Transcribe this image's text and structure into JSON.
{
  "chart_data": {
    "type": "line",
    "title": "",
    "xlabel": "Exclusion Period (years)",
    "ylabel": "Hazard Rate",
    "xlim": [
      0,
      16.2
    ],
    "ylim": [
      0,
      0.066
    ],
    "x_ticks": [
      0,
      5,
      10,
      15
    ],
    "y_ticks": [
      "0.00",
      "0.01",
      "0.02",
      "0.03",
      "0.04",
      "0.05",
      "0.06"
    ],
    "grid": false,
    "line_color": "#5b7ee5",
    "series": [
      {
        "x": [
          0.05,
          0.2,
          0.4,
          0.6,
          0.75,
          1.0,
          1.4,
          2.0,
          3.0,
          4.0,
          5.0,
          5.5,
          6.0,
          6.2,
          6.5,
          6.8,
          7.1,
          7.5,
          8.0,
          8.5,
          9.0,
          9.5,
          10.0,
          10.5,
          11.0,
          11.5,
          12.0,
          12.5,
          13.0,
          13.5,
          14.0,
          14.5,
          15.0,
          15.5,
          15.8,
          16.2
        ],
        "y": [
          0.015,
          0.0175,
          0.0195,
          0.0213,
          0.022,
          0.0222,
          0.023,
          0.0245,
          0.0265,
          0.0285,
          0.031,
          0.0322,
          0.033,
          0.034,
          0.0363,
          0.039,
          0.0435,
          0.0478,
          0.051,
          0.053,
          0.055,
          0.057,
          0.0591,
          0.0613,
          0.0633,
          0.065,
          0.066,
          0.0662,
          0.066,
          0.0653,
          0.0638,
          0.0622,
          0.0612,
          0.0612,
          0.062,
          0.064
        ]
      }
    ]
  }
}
────────────────
• Given exercise
Set all of the records down again, exactly as they stand.

• Result for this task
Transcribe this image's text and structure into JSON.
{
  "chart_data": {
    "type": "line",
    "title": "",
    "xlabel": "Exclusion Period (years)",
    "ylabel": "Hazard Rate",
    "xlim": [
      0,
      16.2
    ],
    "ylim": [
      0,
      0.066
    ],
    "x_ticks": [
      0,
      5,
      10,
      15
    ],
    "y_ticks": [
      "0.00",
      "0.01",
      "0.02",
      "0.03",
      "0.04",
      "0.05",
      "0.06"
    ],
    "grid": false,
    "line_color": "#5b7ee5",
    "series": [
      {
        "x": [
          0.05,
          0.2,
          0.4,
          0.6,
          0.75,
          1.0,
          1.4,
          2.0,
          3.0,
          4.0,
          5.0,
          5.5,
          6.0,
          6.2,
          6.5,
          6.8,
          7.1,
          7.5,
          8.0,
          8.5,
          9.0,
          9.5,
          10.0,
          10.5,
          11.0,
          11.5,
          12.0,
          12.5,
          13.0,
          13.5,
          14.0,
          14.5,
          15.0,
          15.5,
          15.8,
          16.2
        ],
        "y": [
          0.015,
          0.0175,
          0.0195,
          0.0213,
          0.022,
          0.0222,
          0.023,
          0.0245,
          0.0265,
          0.0285,
          0.031,
          0.0322,
          0.033,
          0.034,
          0.0363,
          0.039,
          0.0435,
          0.0478,
          0.051,
          0.053,
          0.055,
          0.057,
          0.0591,
          0.0613,
          0.0633,
          0.065,
          0.066,
          0.0662,
          0.066,
          0.0653,
          0.0638,
          0.0622,
          0.0612,
          0.0612,
          0.062,
          0.064
        ]
      }
    ]
  }
}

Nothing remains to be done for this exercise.